Records for this task:
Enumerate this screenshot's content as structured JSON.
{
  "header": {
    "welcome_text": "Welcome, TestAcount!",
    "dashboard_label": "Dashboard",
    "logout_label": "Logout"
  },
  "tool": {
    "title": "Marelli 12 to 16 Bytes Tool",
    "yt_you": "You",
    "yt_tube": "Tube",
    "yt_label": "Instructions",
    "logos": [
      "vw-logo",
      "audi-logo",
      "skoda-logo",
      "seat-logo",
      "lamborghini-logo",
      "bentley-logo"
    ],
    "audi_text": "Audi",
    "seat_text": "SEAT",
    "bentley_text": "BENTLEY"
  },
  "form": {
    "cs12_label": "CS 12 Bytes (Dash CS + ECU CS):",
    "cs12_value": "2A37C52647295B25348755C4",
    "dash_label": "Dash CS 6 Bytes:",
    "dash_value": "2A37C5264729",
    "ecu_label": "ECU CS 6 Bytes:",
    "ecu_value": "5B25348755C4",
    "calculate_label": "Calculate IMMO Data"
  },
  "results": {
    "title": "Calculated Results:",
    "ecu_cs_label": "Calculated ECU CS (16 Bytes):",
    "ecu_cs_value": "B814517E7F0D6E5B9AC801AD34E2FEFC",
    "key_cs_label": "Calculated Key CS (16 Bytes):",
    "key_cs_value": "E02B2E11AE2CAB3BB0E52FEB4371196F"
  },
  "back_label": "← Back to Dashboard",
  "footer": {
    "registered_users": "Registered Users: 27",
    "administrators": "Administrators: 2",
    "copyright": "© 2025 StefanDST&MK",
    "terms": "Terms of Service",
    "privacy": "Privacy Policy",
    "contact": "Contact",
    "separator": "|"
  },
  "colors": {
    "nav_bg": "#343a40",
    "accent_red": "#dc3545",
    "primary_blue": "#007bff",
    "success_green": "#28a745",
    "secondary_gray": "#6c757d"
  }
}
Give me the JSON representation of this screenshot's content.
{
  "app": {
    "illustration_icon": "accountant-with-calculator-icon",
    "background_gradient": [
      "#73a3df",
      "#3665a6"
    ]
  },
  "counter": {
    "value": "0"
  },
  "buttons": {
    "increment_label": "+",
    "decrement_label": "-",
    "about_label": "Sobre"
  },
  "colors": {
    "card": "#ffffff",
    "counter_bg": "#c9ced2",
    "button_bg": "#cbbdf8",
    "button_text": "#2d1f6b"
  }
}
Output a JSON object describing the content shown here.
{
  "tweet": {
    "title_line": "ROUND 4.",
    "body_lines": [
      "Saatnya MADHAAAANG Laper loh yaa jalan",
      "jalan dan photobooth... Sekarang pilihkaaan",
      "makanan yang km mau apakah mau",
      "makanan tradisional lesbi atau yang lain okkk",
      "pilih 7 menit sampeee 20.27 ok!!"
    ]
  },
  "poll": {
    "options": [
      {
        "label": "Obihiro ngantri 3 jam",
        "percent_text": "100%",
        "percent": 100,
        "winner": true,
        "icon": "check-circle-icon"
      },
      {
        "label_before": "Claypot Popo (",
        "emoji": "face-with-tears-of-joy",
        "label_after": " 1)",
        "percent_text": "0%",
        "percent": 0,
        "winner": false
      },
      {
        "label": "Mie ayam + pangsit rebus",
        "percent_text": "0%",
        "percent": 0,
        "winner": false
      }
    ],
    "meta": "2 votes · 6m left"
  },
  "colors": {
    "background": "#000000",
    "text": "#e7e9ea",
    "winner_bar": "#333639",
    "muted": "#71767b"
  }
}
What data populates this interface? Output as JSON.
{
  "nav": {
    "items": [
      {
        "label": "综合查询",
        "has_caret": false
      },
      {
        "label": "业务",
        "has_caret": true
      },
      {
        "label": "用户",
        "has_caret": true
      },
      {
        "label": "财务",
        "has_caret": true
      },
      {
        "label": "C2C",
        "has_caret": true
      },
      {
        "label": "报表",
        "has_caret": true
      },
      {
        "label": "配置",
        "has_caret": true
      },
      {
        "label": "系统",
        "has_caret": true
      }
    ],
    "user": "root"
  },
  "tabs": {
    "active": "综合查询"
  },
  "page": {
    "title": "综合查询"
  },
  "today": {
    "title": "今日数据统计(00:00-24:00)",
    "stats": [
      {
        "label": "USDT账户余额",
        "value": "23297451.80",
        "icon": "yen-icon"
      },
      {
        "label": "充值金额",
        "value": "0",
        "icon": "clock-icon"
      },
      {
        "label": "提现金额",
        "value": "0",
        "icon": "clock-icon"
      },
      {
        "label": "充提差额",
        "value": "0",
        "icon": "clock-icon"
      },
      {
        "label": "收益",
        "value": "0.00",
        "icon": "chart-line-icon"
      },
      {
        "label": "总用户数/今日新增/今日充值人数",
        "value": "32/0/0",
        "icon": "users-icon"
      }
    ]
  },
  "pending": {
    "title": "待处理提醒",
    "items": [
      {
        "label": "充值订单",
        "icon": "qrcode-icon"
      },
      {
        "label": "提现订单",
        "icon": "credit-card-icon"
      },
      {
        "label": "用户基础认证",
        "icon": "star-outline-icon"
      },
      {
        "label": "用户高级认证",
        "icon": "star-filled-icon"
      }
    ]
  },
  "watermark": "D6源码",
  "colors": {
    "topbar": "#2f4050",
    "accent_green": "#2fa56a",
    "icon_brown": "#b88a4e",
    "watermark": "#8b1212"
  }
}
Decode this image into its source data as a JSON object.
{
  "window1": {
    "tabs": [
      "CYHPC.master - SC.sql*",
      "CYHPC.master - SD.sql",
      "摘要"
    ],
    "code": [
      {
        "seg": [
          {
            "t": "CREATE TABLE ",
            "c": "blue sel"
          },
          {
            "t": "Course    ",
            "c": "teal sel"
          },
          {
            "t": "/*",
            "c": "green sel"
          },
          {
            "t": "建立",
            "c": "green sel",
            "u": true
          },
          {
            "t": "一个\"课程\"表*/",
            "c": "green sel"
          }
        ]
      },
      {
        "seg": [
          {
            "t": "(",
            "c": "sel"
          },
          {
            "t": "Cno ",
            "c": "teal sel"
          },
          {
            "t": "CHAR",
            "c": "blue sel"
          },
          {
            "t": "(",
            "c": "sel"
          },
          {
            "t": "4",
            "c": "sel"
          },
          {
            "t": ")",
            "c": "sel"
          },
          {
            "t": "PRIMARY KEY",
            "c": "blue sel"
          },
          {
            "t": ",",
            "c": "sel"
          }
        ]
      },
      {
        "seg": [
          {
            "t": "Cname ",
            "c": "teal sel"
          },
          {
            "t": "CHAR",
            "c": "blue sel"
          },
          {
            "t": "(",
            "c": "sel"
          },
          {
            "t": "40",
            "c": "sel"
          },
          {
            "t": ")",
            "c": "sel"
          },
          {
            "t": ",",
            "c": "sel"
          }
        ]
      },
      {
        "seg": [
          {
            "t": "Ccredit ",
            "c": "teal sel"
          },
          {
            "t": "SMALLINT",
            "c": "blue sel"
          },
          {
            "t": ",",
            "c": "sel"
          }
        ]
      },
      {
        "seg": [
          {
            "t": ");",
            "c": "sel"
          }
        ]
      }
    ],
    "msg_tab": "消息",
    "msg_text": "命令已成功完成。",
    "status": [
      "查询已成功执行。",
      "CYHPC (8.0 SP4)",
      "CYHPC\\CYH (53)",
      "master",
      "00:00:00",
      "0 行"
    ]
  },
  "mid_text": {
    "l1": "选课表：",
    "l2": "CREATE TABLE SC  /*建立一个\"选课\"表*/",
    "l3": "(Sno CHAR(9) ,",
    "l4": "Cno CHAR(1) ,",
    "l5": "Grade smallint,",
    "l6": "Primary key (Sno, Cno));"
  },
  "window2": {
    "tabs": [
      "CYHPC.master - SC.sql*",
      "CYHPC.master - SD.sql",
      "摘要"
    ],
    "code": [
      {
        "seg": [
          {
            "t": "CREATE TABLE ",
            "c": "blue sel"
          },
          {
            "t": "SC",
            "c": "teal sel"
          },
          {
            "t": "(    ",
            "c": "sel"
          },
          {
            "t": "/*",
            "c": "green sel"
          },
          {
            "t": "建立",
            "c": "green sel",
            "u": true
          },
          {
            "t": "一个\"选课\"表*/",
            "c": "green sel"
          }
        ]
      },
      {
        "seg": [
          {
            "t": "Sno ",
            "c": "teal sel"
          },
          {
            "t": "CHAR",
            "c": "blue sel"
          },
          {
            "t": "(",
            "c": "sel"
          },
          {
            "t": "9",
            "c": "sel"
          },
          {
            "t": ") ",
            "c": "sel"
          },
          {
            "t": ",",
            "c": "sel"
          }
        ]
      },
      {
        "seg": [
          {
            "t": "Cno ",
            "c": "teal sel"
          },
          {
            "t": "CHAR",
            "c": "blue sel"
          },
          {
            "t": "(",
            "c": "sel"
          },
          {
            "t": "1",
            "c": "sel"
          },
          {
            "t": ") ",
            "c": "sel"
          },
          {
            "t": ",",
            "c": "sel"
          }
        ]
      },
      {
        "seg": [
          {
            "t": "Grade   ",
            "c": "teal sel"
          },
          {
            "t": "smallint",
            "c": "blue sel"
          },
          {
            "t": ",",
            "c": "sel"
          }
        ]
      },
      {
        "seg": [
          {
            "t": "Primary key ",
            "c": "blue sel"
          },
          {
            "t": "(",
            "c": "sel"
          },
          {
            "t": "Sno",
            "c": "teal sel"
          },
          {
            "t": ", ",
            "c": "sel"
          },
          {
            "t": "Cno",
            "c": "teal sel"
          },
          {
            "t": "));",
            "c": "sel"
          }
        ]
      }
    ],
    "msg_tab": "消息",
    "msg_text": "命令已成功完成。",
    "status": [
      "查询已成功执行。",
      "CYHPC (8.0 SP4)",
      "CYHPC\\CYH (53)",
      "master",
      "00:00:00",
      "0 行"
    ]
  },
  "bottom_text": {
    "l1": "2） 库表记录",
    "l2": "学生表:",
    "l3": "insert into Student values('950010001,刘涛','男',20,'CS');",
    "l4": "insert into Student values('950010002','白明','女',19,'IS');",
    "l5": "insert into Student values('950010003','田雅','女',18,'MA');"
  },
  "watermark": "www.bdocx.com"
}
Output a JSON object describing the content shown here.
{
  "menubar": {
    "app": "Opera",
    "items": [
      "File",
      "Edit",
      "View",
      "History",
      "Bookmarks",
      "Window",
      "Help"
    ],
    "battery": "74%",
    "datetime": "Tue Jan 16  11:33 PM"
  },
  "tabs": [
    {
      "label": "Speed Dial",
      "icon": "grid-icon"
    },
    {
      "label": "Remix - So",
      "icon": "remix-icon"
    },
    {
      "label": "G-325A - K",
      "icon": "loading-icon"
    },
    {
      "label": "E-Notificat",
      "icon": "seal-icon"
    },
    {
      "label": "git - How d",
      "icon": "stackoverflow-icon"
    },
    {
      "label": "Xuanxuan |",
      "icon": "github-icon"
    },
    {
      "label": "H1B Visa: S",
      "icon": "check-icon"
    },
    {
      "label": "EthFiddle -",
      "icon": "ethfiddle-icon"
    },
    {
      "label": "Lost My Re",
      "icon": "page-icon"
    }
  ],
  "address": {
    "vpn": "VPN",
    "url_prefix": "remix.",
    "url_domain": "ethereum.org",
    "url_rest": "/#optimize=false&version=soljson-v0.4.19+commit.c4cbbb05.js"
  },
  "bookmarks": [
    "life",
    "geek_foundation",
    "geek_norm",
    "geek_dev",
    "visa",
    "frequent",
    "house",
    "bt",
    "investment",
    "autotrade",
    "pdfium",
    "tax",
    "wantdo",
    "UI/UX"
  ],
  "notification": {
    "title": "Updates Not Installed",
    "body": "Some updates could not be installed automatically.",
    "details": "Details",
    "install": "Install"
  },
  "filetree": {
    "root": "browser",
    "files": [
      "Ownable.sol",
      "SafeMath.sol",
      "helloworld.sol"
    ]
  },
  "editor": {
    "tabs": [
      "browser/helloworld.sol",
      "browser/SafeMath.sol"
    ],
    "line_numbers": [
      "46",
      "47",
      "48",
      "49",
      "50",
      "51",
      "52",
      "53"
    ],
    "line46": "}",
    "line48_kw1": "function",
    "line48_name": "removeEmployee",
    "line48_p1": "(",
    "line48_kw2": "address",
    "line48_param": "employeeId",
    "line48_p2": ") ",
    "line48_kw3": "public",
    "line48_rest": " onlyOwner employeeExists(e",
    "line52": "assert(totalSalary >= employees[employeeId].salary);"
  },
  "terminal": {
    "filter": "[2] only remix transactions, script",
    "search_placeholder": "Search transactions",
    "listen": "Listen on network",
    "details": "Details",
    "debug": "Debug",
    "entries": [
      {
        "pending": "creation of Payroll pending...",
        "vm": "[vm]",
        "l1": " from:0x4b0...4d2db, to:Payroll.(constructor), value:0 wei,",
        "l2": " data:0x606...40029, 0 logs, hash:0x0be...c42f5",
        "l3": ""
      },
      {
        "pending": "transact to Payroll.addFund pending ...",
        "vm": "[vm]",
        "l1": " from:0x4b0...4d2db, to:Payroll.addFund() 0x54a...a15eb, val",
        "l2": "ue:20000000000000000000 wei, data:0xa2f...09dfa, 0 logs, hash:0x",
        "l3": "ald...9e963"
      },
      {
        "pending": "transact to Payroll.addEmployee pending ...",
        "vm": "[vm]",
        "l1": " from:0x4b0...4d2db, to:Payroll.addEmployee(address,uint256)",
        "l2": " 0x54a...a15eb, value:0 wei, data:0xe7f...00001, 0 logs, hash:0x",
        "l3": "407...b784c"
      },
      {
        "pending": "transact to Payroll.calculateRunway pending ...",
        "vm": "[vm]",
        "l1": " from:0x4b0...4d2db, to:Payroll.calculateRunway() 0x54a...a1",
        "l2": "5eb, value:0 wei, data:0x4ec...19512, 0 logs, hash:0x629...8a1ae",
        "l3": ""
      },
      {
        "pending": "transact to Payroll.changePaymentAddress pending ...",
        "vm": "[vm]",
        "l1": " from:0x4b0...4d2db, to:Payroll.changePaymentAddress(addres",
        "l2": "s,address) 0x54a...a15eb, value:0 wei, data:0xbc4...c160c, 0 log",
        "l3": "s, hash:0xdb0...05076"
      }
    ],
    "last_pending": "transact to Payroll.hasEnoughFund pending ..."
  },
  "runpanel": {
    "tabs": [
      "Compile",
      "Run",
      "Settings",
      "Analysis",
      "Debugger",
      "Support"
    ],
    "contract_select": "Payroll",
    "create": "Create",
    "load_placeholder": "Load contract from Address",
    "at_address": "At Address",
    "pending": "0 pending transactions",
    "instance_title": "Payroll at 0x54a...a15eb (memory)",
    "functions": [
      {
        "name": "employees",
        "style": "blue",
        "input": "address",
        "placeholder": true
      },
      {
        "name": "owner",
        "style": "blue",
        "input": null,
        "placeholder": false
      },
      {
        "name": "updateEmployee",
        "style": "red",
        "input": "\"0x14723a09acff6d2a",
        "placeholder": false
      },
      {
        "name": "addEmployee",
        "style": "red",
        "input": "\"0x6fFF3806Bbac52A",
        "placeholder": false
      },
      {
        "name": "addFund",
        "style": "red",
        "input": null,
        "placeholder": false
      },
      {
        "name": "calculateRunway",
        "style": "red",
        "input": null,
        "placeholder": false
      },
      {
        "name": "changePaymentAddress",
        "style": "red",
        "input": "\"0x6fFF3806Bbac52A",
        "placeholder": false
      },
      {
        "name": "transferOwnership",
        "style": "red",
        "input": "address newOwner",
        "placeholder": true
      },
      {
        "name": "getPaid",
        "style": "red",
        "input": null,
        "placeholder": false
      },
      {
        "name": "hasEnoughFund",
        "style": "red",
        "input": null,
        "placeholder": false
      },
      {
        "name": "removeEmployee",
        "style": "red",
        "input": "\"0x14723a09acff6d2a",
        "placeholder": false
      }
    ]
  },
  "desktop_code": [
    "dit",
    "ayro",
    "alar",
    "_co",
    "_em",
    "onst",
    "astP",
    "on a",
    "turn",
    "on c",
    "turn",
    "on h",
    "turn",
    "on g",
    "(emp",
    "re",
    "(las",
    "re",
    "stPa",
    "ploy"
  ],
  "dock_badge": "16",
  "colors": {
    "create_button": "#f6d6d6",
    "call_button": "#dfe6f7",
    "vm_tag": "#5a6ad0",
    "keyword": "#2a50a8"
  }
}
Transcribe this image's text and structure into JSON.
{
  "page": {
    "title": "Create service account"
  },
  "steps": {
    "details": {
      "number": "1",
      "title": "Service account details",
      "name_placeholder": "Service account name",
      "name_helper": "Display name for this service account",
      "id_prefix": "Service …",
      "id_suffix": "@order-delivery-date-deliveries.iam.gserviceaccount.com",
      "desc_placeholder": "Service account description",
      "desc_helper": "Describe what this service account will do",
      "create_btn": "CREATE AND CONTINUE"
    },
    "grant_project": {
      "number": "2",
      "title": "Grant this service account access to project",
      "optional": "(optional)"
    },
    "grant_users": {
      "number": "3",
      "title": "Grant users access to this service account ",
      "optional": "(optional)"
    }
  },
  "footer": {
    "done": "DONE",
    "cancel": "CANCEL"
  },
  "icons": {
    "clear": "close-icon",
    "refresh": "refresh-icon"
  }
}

Exercise description:
How many of the listing's lines contain "changePaymentAddress"? Respond with a single number and nothing else.

Written answer:
3